Below is a listing; reproduce each line of it exactly.

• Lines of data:
-- Begin --
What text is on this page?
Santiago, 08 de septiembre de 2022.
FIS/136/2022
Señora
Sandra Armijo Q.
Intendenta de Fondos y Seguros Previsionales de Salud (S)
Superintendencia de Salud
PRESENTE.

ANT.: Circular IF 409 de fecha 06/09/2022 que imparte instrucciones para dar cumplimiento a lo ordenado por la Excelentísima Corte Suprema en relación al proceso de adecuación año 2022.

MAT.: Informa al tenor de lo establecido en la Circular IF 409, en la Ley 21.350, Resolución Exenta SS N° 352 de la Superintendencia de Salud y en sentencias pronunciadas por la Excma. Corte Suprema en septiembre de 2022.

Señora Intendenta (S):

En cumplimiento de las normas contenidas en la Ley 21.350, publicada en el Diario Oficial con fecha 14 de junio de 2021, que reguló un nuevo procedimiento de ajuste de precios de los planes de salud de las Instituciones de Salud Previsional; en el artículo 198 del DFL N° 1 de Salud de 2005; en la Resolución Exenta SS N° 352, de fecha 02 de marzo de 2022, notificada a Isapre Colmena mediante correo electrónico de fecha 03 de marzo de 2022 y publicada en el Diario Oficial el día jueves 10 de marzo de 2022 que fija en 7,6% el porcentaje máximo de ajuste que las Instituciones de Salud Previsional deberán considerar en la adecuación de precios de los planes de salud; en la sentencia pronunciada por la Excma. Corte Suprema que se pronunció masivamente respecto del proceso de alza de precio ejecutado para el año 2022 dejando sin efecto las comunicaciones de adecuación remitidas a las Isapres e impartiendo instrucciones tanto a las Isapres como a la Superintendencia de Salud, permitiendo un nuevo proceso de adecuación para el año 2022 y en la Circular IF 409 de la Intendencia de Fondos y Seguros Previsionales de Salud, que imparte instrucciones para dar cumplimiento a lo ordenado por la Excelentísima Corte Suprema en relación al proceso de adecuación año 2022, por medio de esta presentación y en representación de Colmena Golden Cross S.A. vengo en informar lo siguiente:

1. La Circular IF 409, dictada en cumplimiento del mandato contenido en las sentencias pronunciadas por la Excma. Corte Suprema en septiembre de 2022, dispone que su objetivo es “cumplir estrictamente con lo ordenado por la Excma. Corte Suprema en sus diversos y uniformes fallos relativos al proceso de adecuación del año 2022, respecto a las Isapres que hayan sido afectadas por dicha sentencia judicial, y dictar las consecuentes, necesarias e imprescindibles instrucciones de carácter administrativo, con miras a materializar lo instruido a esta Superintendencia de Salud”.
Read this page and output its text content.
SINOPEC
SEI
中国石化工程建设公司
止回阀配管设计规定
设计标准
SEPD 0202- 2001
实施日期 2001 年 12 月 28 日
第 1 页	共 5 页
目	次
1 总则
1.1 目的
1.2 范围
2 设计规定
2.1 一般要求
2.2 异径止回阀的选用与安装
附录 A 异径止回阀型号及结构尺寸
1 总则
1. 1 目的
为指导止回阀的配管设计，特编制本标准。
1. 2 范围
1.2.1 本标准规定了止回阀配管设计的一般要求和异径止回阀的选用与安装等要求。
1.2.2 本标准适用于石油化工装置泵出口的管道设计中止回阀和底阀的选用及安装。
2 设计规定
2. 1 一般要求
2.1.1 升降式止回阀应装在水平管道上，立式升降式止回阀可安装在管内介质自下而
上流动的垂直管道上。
-- End --
• ANSWER TO THIS PROBLEM:
What text is on this page?
Santiago, 08 de septiembre de 2022.
FIS/136/2022
Señora
Sandra Armijo Q.
Intendenta de Fondos y Seguros Previsionales de Salud (S)
Superintendencia de Salud
PRESENTE.

ANT.: Circular IF 409 de fecha 06/09/2022 que imparte instrucciones para dar cumplimiento a lo ordenado por la Excelentísima Corte Suprema en relación al proceso de adecuación año 2022.

MAT.: Informa al tenor de lo establecido en la Circular IF 409, en la Ley 21.350, Resolución Exenta SS N° 352 de la Superintendencia de Salud y en sentencias pronunciadas por la Excma. Corte Suprema en septiembre de 2022.

Señora Intendenta (S):

En cumplimiento de las normas contenidas en la Ley 21.350, publicada en el Diario Oficial con fecha 14 de junio de 2021, que reguló un nuevo procedimiento de ajuste de precios de los planes de salud de las Instituciones de Salud Previsional; en el artículo 198 del DFL N° 1 de Salud de 2005; en la Resolución Exenta SS N° 352, de fecha 02 de marzo de 2022, notificada a Isapre Colmena mediante correo electrónico de fecha 03 de marzo de 2022 y publicada en el Diario Oficial el día jueves 10 de marzo de 2022 que fija en 7,6% el porcentaje máximo de ajuste que las Instituciones de Salud Previsional deberán considerar en la adecuación de precios de los planes de salud; en la sentencia pronunciada por la Excma. Corte Suprema que se pronunció masivamente respecto del proceso de alza de precio ejecutado para el año 2022 dejando sin efecto las comunicaciones de adecuación remitidas a las Isapres e impartiendo instrucciones tanto a las Isapres como a la Superintendencia de Salud, permitiendo un nuevo proceso de adecuación para el año 2022 y en la Circular IF 409 de la Intendencia de Fondos y Seguros Previsionales de Salud, que imparte instrucciones para dar cumplimiento a lo ordenado por la Excelentísima Corte Suprema en relación al proceso de adecuación año 2022, por medio de esta presentación y en representación de Colmena Golden Cross S.A. vengo en informar lo siguiente:

1. La Circular IF 409, dictada en cumplimiento del mandato contenido en las sentencias pronunciadas por la Excma. Corte Suprema en septiembre de 2022, dispone que su objetivo es “cumplir estrictamente con lo ordenado por la Excma. Corte Suprema en sus diversos y uniformes fallos relativos al proceso de adecuación del año 2022, respecto a las Isapres que hayan sido afectadas por dicha sentencia judicial, y dictar las consecuentes, necesarias e imprescindibles instrucciones de carácter administrativo, con miras a materializar lo instruido a esta Superintendencia de Salud”.
Read this page and output its text content.
SINOPEC
SEI
中国石化工程建设公司
止回阀配管设计规定
设计标准
SEPD 0202- 2001
实施日期 2001 年 12 月 28 日
第 1 页	共 5 页
目	次
1 总则
1.1 目的
1.2 范围
2 设计规定
2.1 一般要求
2.2 异径止回阀的选用与安装
附录 A 异径止回阀型号及结构尺寸
1 总则
1. 1 目的
为指导止回阀的配管设计，特编制本标准。
1. 2 范围
1.2.1 本标准规定了止回阀配管设计的一般要求和异径止回阀的选用与安装等要求。
1.2.2 本标准适用于石油化工装置泵出口的管道设计中止回阀和底阀的选用及安装。
2 设计规定
2. 1 一般要求
2.1.1 升降式止回阀应装在水平管道上，立式升降式止回阀可安装在管内介质自下而
上流动的垂直管道上。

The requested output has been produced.